Data:
================================

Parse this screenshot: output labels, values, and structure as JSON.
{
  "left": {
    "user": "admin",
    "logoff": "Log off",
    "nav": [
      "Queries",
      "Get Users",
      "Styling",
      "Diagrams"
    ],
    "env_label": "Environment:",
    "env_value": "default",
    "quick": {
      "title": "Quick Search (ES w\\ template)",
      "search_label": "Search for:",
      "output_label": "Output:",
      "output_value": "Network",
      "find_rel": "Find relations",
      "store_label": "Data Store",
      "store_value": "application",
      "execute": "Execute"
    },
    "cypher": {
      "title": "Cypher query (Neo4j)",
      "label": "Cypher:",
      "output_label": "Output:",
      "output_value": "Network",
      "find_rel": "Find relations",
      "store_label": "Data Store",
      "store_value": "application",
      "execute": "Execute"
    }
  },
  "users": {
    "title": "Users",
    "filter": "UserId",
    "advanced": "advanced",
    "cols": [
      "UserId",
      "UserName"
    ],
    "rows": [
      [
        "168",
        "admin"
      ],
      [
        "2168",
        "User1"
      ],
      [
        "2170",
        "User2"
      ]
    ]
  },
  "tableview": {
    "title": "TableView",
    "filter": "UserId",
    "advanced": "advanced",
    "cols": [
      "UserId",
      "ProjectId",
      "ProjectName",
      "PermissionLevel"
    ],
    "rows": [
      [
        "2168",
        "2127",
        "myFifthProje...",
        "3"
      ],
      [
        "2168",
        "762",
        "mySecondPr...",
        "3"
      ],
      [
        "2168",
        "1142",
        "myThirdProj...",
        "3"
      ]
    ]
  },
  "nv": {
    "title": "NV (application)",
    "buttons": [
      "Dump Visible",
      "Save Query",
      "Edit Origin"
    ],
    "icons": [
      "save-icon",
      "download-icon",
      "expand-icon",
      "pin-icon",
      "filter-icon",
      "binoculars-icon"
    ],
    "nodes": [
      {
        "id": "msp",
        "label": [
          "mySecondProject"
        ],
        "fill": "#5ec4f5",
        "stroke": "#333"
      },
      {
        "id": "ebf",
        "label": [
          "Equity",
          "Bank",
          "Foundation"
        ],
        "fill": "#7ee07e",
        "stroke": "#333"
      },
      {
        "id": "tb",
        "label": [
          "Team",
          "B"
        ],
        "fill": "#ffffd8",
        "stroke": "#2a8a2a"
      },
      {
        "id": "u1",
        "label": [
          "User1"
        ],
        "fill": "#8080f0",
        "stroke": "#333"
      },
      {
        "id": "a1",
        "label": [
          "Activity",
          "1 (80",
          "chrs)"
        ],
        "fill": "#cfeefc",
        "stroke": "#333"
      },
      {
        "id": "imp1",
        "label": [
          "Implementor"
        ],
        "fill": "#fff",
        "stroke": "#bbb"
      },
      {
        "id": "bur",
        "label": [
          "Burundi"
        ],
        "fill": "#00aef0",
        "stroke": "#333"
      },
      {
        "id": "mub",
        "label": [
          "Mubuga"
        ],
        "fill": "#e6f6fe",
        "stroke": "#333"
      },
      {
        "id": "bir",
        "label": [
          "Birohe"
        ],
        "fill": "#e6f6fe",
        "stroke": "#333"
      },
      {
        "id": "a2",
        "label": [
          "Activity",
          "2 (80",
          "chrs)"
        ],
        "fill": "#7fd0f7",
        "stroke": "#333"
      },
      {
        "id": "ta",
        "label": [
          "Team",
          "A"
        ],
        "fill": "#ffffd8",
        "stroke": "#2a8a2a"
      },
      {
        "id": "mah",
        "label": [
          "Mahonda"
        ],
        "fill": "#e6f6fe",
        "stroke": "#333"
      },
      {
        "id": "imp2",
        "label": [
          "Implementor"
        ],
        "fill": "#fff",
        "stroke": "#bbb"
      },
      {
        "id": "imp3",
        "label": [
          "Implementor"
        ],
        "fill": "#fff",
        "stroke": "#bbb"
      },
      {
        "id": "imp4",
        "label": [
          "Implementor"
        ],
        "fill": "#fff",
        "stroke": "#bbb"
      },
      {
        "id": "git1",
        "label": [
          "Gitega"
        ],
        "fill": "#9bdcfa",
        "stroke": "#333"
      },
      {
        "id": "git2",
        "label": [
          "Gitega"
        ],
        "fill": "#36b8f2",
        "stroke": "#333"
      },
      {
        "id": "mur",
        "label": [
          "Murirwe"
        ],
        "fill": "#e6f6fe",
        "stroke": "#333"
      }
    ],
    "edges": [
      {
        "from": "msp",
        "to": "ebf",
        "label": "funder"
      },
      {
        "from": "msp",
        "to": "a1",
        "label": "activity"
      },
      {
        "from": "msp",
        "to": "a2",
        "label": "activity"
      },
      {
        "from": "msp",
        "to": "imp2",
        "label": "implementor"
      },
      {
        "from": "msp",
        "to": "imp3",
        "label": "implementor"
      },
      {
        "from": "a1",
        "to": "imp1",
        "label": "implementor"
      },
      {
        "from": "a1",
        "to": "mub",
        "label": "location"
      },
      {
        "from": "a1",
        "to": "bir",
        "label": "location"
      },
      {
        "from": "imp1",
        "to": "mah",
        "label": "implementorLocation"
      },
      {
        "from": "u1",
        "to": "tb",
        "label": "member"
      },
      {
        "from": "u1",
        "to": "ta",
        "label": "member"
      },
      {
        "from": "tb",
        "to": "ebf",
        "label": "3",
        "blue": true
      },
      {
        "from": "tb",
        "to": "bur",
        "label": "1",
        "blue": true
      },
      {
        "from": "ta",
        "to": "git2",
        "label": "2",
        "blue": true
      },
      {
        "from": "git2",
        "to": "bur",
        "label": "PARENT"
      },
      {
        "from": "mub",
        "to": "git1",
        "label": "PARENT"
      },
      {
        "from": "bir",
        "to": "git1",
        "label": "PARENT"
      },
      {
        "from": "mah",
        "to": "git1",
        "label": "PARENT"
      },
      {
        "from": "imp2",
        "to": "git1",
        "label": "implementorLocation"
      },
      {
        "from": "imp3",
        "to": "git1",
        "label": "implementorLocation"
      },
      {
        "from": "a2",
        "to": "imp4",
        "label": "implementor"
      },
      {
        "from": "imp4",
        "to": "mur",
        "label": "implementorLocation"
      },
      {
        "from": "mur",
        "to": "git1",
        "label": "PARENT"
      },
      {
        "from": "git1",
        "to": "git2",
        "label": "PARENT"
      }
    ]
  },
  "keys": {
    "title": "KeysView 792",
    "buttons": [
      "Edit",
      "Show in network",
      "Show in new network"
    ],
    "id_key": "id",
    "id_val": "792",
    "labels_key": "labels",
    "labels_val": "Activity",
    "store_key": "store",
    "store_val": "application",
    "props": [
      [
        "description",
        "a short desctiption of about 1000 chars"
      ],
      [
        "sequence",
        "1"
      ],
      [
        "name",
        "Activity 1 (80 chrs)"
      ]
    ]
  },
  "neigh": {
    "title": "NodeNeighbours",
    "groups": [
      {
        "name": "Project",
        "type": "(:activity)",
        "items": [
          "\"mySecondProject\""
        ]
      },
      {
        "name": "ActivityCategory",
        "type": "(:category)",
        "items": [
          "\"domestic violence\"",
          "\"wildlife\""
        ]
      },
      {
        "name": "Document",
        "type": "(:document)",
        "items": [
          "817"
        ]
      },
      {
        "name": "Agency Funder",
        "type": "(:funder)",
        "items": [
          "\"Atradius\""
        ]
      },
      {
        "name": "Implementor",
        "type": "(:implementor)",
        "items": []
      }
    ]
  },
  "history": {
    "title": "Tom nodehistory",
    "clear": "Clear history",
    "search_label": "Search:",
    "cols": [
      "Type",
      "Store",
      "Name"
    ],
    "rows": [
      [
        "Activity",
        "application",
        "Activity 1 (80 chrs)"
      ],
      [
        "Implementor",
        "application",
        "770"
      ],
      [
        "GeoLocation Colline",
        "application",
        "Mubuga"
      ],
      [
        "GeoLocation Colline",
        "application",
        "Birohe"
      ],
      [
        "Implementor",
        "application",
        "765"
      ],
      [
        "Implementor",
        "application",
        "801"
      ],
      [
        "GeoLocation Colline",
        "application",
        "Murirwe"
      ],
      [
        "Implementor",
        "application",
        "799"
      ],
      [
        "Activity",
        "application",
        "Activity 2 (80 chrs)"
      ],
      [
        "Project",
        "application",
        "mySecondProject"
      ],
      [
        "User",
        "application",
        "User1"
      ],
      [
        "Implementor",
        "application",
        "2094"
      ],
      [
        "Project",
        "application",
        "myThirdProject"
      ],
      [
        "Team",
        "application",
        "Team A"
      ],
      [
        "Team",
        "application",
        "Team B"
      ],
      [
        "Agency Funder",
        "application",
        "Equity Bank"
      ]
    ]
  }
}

================================

Collect the complete line wherever the string "mySecondProject" appears in the records.

Answer:
          "mySecondProject"
          "\"mySecondProject\""
        "mySecondProject"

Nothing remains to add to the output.